Task description:
Reproduce all of the listing below without alteration.

Entries supplied:
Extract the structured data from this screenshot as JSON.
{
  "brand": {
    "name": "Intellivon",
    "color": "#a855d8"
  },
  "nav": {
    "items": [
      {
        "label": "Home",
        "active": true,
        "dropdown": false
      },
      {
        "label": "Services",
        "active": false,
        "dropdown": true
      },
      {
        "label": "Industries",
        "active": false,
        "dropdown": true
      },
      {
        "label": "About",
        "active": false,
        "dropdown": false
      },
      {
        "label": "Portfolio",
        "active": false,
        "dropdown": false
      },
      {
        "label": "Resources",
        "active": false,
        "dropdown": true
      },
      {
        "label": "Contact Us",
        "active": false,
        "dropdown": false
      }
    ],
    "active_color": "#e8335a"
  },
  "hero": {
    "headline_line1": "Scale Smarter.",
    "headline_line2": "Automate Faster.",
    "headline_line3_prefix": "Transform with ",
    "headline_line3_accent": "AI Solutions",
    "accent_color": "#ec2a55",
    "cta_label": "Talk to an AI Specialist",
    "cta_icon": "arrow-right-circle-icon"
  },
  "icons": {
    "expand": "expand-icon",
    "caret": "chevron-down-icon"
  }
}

Answer to this problem:
Extract the structured data from this screenshot as JSON.
{
  "brand": {
    "name": "Intellivon",
    "color": "#a855d8"
  },
  "nav": {
    "items": [
      {
        "label": "Home",
        "active": true,
        "dropdown": false
      },
      {
        "label": "Services",
        "active": false,
        "dropdown": true
      },
      {
        "label": "Industries",
        "active": false,
        "dropdown": true
      },
      {
        "label": "About",
        "active": false,
        "dropdown": false
      },
      {
        "label": "Portfolio",
        "active": false,
        "dropdown": false
      },
      {
        "label": "Resources",
        "active": false,
        "dropdown": true
      },
      {
        "label": "Contact Us",
        "active": false,
        "dropdown": false
      }
    ],
    "active_color": "#e8335a"
  },
  "hero": {
    "headline_line1": "Scale Smarter.",
    "headline_line2": "Automate Faster.",
    "headline_line3_prefix": "Transform with ",
    "headline_line3_accent": "AI Solutions",
    "accent_color": "#ec2a55",
    "cta_label": "Talk to an AI Specialist",
    "cta_icon": "arrow-right-circle-icon"
  },
  "icons": {
    "expand": "expand-icon",
    "caret": "chevron-down-icon"
  }
}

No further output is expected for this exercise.